▶ _Job_: Separate out the lines that hold "prodotti".

▶ _Source data_:
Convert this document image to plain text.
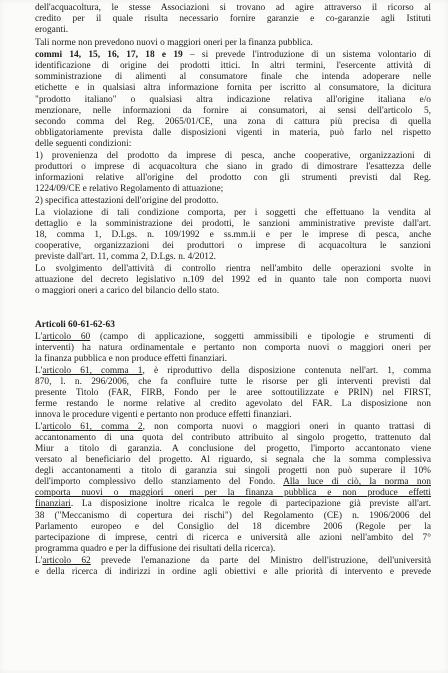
dell'acquacoltura, le stesse Associazioni si trovano ad agire attraverso il ricorso al
credito per il quale risulta necessario fornire garanzie e co-garanzie agli Istituti
eroganti.
Tali norme non prevedono nuovi o maggiori oneri per la finanza pubblica.
commi 14, 15, 16, 17, 18 e 19 – si prevede l'introduzione di un sistema volontario di
identificazione di origine dei prodotti ittici. In altri termini, l'esercente attività di
somministrazione di alimenti al consumatore finale che intenda adoperare nelle
etichette e in qualsiasi altra informazione fornita per iscritto al consumatore, la dicitura
"prodotto italiano" o qualsiasi altra indicazione relativa all'origine italiana e/o
menzionare, nelle informazioni da fornire ai consumatori, ai sensi dell'articolo 5,
secondo comma del Reg. 2065/01/CE, una zona di cattura più precisa di quella
obbligatoriamente prevista dalle disposizioni vigenti in materia, può farlo nel rispetto
delle seguenti condizioni:
1) provenienza del prodotto da imprese di pesca, anche cooperative, organizzazioni di
produttori o imprese di acquacoltura che siano in grado di dimostrare l'esattezza delle
informazioni relative all'origine del prodotto con gli strumenti previsti dal Reg.
1224/09/CE e relativo Regolamento di attuazione;
2) specifica attestazioni dell'origine del prodotto.
La violazione di tali condizione comporta, per i soggetti che effettuano la vendita al
dettaglio e la somministrazione dei prodotti, le sanzioni amministrative previste dall'art.
18, comma 1, D.Lgs. n. 109/1992 e ss.mm.ii e per le imprese di pesca, anche
cooperative, organizzazioni dei produttori o imprese di acquacoltura le sanzioni
previste dall'art. 11, comma 2, D.Lgs. n. 4/2012.
Lo svolgimento dell'attività di controllo rientra nell'ambito delle operazioni svolte in
attuazione del decreto legislativo n.109 del 1992 ed in quanto tale non comporta nuovi
o maggiori oneri a carico del bilancio dello stato.
Articoli 60-61-62-63
L'articolo 60 (campo di applicazione, soggetti ammissibili e tipologie e strumenti di
interventi) ha natura ordinamentale e pertanto non comporta nuovi o maggiori oneri per
la finanza pubblica e non produce effetti finanziari.
L'articolo 61, comma 1, è riproduttivo della disposizione contenuta nell'art. 1, comma
870, l. n. 296/2006, che fa confluire tutte le risorse per gli interventi previsti dal
presente Titolo (FAR, FIRB, Fondo per le aree sottoutilizzate e PRIN) nel FIRST,
ferme restando le norme relative al credito agevolato del FAR. La disposizione non
innova le procedure vigenti e pertanto non produce effetti finanziari.
L'articolo 61, comma 2, non comporta nuovi o maggiori oneri in quanto trattasi di
accantonamento di una quota del contributo attribuito al singolo progetto, trattenuto dal
Miur a titolo di garanzia. A conclusione del progetto, l'importo accantonato viene
versato al beneficiario del progetto. Al riguardo, si segnala che la somma complessiva
degli accantonamenti a titolo di garanzia sui singoli progetti non può superare il 10%
dell'importo complessivo dello stanziamento del Fondo. Alla luce di ciò, la norma non
comporta nuovi o maggiori oneri per la finanza pubblica e non produce effetti
finanziari. La disposizione inoltre ricalca le regole di partecipazione già previste all'art.
38 ("Meccanismo di copertura dei rischi") del Regolamento (CE) n. 1906/2006 del
Parlamento europeo e del Consiglio del 18 dicembre 2006 (Regole per la
partecipazione di imprese, centri di ricerca e università alle azioni nell'ambito del 7°
programma quadro e per la diffusione dei risultati della ricerca).
L'articolo 62 prevede l'emanazione da parte del Ministro dell'istruzione, dell'università
e della ricerca di indirizzi in ordine agli obiettivi e alle priorità di intervento e prevede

▶ _Solution_:
identificazione di origine dei prodotti ittici. In altri termini, l'esercente attività di
dettaglio e la somministrazione dei prodotti, le sanzioni amministrative previste dall'art.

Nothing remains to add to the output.